Problem statement: Images are excluded; otherwise, output every record exactly.
-- start of Material for this task --
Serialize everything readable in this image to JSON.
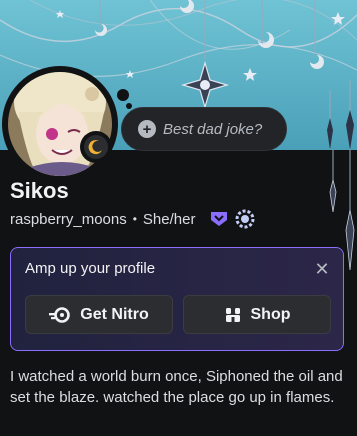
{
  "profile": {
    "display_name": "Sikos",
    "username": "raspberry_moons",
    "separator": "•",
    "pronouns": "She/her",
    "custom_status_placeholder": "Best dad joke?",
    "bio": "I watched a world burn once, Siphoned the oil and set the blaze. watched the place go up in flames."
  },
  "nitro_promo": {
    "title": "Amp up your profile",
    "close_symbol": "✕",
    "get_nitro_label": "Get Nitro",
    "shop_label": "Shop"
  },
  "icons": {
    "status": "moon-icon",
    "add_status": "plus-circle-icon",
    "badges": [
      "nitro-badge-icon",
      "boost-badge-icon"
    ]
  },
  "colors": {
    "banner": "#5fb3c7",
    "background": "#111214",
    "nitro_border": "#8b6dff",
    "status_moon": "#f0b232"
  }
}
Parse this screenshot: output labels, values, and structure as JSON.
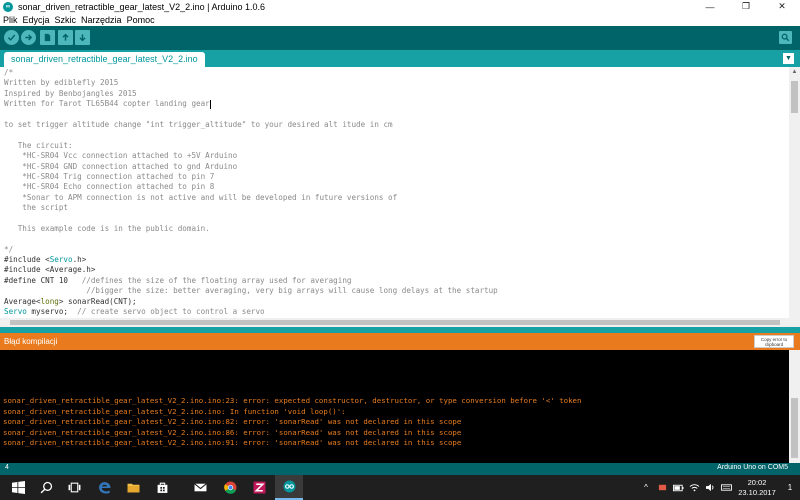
-- end of Material for this task --
Final result:
Serialize everything readable in this image to JSON.
{
  "profile": {
    "display_name": "Sikos",
    "username": "raspberry_moons",
    "separator": "•",
    "pronouns": "She/her",
    "custom_status_placeholder": "Best dad joke?",
    "bio": "I watched a world burn once, Siphoned the oil and set the blaze. watched the place go up in flames."
  },
  "nitro_promo": {
    "title": "Amp up your profile",
    "close_symbol": "✕",
    "get_nitro_label": "Get Nitro",
    "shop_label": "Shop"
  },
  "icons": {
    "status": "moon-icon",
    "add_status": "plus-circle-icon",
    "badges": [
      "nitro-badge-icon",
      "boost-badge-icon"
    ]
  },
  "colors": {
    "banner": "#5fb3c7",
    "background": "#111214",
    "nitro_border": "#8b6dff",
    "status_moon": "#f0b232"
  }
}
Parse this screenshot: output labels, values, and structure as JSON.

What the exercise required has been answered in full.